[Figure contents as structured data]
((

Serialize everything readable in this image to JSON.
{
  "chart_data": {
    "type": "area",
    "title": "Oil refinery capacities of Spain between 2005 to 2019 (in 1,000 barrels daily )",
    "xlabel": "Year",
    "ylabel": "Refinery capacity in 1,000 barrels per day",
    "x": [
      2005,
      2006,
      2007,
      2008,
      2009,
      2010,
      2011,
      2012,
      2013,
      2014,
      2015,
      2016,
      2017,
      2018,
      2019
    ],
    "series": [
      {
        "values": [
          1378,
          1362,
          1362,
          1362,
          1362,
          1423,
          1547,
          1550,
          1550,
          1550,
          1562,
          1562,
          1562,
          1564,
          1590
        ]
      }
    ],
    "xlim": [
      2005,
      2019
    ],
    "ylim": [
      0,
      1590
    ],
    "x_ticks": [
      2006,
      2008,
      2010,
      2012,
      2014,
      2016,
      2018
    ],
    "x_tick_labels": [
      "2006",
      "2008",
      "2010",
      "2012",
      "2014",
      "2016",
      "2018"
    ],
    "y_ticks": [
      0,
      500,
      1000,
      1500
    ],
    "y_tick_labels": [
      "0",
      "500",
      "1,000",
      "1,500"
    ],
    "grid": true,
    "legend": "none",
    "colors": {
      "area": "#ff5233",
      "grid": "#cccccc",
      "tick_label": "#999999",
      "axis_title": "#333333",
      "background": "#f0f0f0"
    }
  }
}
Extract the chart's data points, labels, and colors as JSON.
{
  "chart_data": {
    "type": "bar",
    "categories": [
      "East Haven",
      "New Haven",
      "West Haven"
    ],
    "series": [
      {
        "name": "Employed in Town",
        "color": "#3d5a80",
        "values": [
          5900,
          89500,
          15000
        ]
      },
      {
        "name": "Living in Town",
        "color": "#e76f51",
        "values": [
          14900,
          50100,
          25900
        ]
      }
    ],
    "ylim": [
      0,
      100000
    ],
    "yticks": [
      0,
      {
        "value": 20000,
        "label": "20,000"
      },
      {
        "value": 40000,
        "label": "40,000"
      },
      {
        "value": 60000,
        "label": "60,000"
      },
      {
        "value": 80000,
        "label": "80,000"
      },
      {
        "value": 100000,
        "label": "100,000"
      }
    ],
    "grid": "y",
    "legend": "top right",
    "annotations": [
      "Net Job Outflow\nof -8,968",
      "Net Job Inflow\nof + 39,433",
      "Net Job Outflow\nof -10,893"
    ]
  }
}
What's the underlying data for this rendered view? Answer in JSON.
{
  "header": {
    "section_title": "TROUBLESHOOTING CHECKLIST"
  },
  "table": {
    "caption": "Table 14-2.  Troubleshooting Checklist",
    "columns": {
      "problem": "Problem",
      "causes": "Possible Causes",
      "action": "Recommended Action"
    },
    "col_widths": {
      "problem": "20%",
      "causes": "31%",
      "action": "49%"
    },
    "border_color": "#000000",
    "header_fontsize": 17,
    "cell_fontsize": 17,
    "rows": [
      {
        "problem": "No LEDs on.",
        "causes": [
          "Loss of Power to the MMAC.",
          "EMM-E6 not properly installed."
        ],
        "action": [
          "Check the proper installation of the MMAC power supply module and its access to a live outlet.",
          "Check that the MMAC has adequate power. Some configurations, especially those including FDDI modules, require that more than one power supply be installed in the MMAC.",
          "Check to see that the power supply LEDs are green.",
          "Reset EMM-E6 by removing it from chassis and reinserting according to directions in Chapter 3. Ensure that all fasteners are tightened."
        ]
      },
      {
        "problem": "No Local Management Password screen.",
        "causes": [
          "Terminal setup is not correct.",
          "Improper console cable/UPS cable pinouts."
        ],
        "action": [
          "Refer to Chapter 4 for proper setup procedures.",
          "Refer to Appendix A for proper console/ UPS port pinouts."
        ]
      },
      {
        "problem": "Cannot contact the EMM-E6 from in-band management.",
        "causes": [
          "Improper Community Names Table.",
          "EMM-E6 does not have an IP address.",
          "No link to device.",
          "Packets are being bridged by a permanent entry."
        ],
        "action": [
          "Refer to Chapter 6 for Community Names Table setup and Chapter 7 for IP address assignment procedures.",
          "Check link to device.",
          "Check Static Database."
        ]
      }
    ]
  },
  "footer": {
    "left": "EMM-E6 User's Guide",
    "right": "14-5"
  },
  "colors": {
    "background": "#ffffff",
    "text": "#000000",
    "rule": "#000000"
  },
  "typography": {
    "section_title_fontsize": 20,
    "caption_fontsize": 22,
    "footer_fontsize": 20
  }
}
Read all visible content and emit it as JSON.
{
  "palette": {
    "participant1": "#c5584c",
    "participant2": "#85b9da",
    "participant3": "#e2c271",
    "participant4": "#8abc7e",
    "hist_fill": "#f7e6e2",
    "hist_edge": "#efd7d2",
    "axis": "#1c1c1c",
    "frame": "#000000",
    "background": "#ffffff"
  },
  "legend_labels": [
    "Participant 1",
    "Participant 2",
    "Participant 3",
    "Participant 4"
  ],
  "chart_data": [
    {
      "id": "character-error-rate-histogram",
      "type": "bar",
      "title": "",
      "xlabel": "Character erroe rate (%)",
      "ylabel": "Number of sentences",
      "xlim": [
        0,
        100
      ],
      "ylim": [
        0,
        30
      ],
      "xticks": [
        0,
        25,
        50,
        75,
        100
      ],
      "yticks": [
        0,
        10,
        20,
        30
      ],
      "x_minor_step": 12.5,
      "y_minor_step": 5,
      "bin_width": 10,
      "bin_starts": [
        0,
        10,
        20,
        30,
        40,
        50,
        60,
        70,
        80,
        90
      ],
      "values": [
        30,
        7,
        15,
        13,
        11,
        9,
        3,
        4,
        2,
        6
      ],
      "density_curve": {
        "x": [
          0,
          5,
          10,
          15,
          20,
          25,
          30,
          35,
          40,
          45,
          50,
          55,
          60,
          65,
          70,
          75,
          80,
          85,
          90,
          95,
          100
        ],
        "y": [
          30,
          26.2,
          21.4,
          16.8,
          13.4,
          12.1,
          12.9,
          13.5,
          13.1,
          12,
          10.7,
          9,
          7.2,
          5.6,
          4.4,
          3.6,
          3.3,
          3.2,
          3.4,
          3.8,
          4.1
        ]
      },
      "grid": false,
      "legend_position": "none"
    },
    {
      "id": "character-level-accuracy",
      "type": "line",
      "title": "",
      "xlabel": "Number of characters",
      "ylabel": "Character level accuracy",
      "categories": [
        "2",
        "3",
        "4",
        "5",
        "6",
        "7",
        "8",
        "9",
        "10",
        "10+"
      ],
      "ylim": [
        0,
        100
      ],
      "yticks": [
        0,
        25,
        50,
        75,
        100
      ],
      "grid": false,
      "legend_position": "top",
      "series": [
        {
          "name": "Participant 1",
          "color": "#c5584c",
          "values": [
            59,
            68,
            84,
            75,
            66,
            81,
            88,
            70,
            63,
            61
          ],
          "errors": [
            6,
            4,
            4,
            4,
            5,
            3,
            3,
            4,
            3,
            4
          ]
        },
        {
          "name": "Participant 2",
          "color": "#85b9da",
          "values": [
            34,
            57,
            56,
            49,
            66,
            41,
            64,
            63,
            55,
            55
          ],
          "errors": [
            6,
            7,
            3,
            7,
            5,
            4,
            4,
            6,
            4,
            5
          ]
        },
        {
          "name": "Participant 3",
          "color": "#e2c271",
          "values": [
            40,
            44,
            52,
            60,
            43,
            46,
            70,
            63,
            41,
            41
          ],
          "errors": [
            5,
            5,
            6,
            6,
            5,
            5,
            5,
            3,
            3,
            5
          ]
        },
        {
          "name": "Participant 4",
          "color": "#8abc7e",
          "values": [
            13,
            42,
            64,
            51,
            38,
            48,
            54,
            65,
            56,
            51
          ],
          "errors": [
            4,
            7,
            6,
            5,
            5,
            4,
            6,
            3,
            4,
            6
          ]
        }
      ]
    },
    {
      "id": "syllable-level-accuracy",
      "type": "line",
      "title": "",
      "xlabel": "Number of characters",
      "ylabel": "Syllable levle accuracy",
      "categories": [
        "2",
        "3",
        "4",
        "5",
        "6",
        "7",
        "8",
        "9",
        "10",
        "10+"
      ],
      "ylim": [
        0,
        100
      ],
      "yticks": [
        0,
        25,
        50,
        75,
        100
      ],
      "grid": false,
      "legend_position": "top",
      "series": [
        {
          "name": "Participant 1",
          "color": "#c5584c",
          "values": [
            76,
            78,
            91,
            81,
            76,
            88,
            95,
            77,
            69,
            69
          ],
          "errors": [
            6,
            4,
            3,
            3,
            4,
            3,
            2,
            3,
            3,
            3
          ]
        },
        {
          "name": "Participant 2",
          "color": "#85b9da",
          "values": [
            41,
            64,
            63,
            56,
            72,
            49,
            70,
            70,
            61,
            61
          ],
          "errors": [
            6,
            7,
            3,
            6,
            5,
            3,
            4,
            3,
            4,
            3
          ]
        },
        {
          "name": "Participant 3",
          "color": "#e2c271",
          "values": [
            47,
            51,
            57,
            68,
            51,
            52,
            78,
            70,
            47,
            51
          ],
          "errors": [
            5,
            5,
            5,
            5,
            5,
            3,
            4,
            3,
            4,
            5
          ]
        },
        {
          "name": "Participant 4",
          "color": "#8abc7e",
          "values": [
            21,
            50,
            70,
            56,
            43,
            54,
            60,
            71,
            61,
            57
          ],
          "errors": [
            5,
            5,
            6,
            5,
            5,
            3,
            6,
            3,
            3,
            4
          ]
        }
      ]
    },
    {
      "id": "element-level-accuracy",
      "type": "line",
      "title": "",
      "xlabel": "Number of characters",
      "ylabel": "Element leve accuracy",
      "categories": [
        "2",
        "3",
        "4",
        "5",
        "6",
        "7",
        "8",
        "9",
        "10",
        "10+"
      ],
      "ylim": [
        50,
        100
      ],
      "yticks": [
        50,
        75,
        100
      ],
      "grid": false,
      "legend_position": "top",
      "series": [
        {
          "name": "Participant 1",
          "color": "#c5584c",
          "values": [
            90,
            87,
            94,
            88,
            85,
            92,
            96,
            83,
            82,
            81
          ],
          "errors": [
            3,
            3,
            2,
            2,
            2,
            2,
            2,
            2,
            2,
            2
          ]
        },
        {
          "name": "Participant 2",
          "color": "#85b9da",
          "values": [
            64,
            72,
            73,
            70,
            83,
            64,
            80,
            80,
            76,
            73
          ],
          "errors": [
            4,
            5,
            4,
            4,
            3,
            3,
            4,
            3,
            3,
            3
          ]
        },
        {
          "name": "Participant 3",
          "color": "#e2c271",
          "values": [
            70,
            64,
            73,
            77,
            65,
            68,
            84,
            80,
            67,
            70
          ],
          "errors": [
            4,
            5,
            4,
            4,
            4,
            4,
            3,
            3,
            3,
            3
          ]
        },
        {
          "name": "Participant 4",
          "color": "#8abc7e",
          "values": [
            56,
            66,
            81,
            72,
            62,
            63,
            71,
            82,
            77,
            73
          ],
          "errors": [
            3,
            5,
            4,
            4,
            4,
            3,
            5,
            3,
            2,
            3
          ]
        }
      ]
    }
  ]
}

))

» **REQUIREMENTS**
Find each line holding "level". Copy it out.

» **IN RESPONSE**
      "id": "character-level-accuracy",
      "ylabel": "Character level accuracy",
      "id": "syllable-level-accuracy",
      "id": "element-level-accuracy",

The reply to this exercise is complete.